## The problem
Copy the data that follows exactly. Include no pictures.

─── Data to use

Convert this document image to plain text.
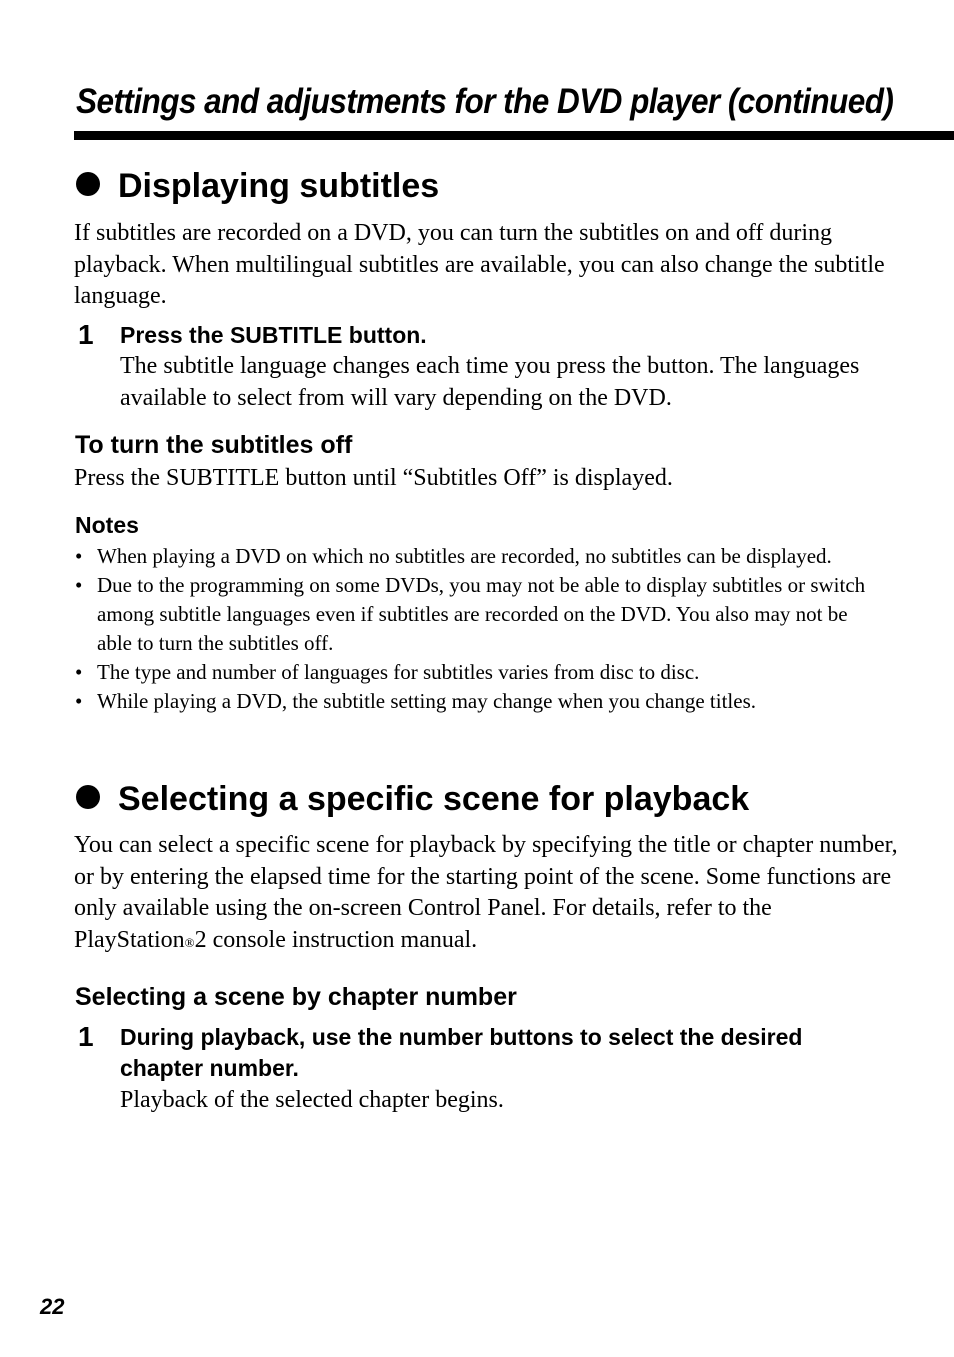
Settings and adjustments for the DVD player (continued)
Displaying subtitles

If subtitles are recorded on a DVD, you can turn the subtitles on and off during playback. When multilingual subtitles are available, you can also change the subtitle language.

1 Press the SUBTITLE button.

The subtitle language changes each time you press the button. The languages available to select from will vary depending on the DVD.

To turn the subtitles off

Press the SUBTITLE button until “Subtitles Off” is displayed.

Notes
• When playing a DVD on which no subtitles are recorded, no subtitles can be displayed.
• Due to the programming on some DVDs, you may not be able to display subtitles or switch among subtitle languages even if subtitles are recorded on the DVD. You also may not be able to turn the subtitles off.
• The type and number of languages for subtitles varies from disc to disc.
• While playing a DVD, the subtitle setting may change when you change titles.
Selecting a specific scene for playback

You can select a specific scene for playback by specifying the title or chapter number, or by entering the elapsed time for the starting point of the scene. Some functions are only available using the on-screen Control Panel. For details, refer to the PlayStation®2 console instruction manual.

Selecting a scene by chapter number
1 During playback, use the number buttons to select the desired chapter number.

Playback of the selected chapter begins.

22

──────

## Exercise output
Convert this document image to plain text.
Settings and adjustments for the DVD player (continued)
Displaying subtitles

If subtitles are recorded on a DVD, you can turn the subtitles on and off during playback. When multilingual subtitles are available, you can also change the subtitle language.

1 Press the SUBTITLE button.

The subtitle language changes each time you press the button. The languages available to select from will vary depending on the DVD.

To turn the subtitles off

Press the SUBTITLE button until “Subtitles Off” is displayed.

Notes
• When playing a DVD on which no subtitles are recorded, no subtitles can be displayed.
• Due to the programming on some DVDs, you may not be able to display subtitles or switch among subtitle languages even if subtitles are recorded on the DVD. You also may not be able to turn the subtitles off.
• The type and number of languages for subtitles varies from disc to disc.
• While playing a DVD, the subtitle setting may change when you change titles.
Selecting a specific scene for playback

You can select a specific scene for playback by specifying the title or chapter number, or by entering the elapsed time for the starting point of the scene. Some functions are only available using the on-screen Control Panel. For details, refer to the PlayStation®2 console instruction manual.

Selecting a scene by chapter number
1 During playback, use the number buttons to select the desired chapter number.

Playback of the selected chapter begins.

22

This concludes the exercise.